*What you need to do*
Find how many lines of the listing include the string "slowing", and report only that figure.

*Entries shown*

=======

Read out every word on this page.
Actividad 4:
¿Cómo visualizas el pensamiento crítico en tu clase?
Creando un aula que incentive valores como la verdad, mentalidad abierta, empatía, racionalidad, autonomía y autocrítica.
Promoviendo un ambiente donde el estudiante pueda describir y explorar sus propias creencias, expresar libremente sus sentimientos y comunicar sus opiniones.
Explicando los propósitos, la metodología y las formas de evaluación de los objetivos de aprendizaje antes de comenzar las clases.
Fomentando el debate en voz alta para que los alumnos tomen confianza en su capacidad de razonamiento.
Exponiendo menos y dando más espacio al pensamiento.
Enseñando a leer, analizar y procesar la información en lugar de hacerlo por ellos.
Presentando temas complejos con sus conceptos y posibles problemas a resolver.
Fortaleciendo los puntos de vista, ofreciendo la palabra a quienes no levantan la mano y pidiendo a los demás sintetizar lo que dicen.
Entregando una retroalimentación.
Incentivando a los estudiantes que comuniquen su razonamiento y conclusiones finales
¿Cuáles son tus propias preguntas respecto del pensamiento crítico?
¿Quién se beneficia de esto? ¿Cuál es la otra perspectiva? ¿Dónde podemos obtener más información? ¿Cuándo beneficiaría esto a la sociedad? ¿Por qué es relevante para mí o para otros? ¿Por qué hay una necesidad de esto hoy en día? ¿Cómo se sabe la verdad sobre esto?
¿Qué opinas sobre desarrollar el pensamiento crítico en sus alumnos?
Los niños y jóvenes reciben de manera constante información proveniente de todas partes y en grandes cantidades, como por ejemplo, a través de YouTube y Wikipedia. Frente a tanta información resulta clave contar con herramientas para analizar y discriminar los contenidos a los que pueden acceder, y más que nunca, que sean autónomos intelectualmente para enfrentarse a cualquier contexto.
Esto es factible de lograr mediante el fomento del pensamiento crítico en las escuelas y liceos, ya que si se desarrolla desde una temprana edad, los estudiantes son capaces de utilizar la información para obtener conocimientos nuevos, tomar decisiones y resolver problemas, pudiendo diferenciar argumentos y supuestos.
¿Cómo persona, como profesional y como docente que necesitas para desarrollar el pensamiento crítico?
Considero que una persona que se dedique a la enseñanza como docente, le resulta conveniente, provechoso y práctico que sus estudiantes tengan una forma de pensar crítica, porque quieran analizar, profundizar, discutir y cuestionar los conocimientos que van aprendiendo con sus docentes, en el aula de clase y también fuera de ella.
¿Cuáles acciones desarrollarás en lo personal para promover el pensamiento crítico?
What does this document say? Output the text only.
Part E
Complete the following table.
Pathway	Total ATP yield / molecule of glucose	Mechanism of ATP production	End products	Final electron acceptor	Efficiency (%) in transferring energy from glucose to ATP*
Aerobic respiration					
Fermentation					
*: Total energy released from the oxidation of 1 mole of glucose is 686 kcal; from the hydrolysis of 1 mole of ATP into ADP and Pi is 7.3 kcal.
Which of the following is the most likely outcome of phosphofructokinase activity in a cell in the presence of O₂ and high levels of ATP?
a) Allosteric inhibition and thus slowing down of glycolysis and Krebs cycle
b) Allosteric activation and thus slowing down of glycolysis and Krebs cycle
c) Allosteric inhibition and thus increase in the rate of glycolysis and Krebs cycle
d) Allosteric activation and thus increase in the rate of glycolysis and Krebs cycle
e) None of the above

=======

*Solution to this task*
2